Starting at the line that has "candlestick <box>262 103 268 182</box>", pull out each line word for word, and stop after the line that has "candlestick <box>392 288 398 327</box>".

§

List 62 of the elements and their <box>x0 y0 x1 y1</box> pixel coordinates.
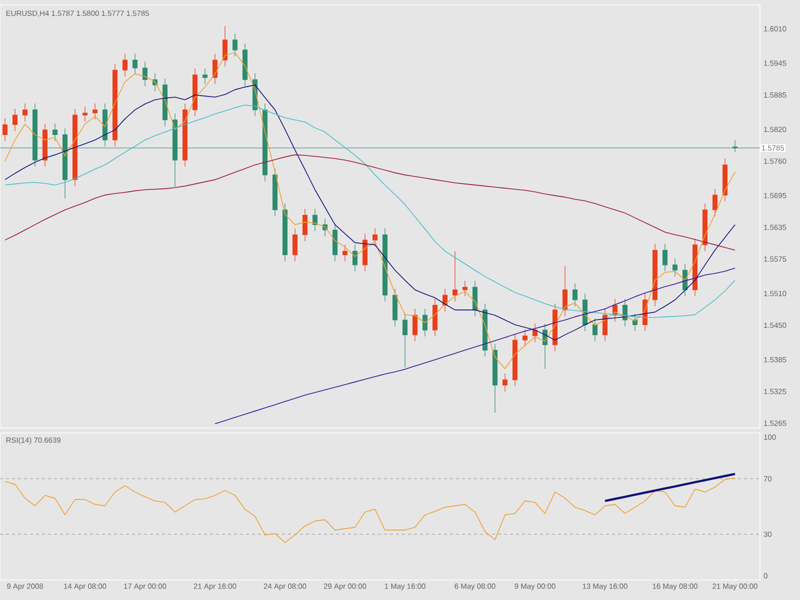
candlestick <box>262 103 268 182</box>
candlestick <box>12 108 18 132</box>
candlestick <box>502 373 508 392</box>
candlestick <box>512 333 518 386</box>
candlestick <box>672 258 678 277</box>
candlestick <box>572 283 578 307</box>
candlestick <box>402 313 408 368</box>
candlestick <box>82 106 88 122</box>
candlestick <box>162 78 168 127</box>
candlestick <box>382 228 388 302</box>
candlestick <box>492 344 498 413</box>
candlestick <box>2 118 8 142</box>
candlestick <box>372 228 378 247</box>
candlestick <box>362 233 368 272</box>
line-series <box>604 472 736 502</box>
candlestick <box>182 103 188 167</box>
candlestick <box>292 228 298 262</box>
candlestick <box>392 288 398 327</box>
candlestick <box>212 53 218 84</box>
candlestick <box>282 203 288 262</box>
candlestick <box>702 203 708 252</box>
candlestick <box>312 208 318 232</box>
candlestick <box>432 298 438 337</box>
candlestick <box>652 243 658 307</box>
candlestick <box>592 318 598 342</box>
candlestick <box>172 113 178 187</box>
candlestick <box>732 140 738 152</box>
candlestick <box>662 243 668 272</box>
candlestick <box>202 68 208 84</box>
candlestick <box>72 108 78 186</box>
candlestick <box>692 238 698 296</box>
candlestick <box>722 158 728 202</box>
candlestick <box>32 103 38 167</box>
candlestick <box>22 103 28 122</box>
candlestick <box>92 103 98 120</box>
candlestick <box>332 223 338 262</box>
candlestick <box>452 250 458 302</box>
candlestick <box>52 123 58 142</box>
candlestick <box>522 329 528 347</box>
candlestick <box>422 308 428 337</box>
candlestick <box>102 103 108 147</box>
candlestick <box>342 244 348 262</box>
candlestick <box>272 168 278 217</box>
candlestick <box>232 33 238 57</box>
candlestick <box>712 188 718 217</box>
candlestick <box>112 63 118 147</box>
candlestick <box>242 43 248 86</box>
candlestick <box>42 123 48 167</box>
candlestick <box>602 308 608 342</box>
candlestick <box>142 61 148 86</box>
candlestick <box>132 53 138 75</box>
candlestick <box>412 308 418 342</box>
candlestick <box>122 53 128 77</box>
line-series <box>4 104 736 318</box>
candlestick <box>302 208 308 242</box>
candlestick <box>222 26 228 67</box>
candlestick <box>62 128 68 199</box>
candlestick <box>532 323 538 343</box>
candlestick <box>192 68 198 116</box>
candlestick <box>462 280 468 296</box>
line-series <box>4 52 736 370</box>
candlestick <box>352 244 358 272</box>
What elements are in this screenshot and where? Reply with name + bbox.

§

- **Task response**:
candlestick <box>262 103 268 182</box>
candlestick <box>12 108 18 132</box>
candlestick <box>502 373 508 392</box>
candlestick <box>512 333 518 386</box>
candlestick <box>672 258 678 277</box>
candlestick <box>572 283 578 307</box>
candlestick <box>402 313 408 368</box>
candlestick <box>82 106 88 122</box>
candlestick <box>162 78 168 127</box>
candlestick <box>382 228 388 302</box>
candlestick <box>492 344 498 413</box>
candlestick <box>2 118 8 142</box>
candlestick <box>372 228 378 247</box>
candlestick <box>362 233 368 272</box>
line-series <box>604 472 736 502</box>
candlestick <box>182 103 188 167</box>
candlestick <box>292 228 298 262</box>
candlestick <box>392 288 398 327</box>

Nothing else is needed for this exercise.